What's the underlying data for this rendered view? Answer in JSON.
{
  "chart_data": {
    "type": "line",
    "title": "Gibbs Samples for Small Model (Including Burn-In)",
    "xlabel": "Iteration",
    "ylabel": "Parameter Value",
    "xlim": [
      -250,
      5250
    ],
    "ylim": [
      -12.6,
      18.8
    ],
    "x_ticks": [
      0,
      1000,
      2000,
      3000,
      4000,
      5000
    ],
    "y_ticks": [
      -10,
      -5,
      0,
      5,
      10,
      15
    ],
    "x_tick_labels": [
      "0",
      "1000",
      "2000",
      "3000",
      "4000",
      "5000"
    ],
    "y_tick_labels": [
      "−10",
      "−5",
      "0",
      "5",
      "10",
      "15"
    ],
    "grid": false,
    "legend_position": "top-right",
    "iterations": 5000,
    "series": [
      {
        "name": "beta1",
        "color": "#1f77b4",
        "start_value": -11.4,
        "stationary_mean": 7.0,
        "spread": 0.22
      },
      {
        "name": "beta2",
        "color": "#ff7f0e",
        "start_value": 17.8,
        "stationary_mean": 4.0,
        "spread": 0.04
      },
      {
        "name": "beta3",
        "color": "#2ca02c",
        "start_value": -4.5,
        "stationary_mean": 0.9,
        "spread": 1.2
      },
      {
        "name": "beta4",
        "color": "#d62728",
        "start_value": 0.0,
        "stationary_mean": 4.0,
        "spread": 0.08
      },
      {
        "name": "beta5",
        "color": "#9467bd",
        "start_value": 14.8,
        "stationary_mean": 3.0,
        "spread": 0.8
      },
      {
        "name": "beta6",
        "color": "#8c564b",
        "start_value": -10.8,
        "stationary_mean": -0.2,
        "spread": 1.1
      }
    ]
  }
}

-- WHAT YOU SHOULD DO --
Write out every line from the entries where "name" appears.

-- EXERCISE ANSWER --
        "name": "beta1",
        "name": "beta2",
        "name": "beta3",
        "name": "beta4",
        "name": "beta5",
        "name": "beta6",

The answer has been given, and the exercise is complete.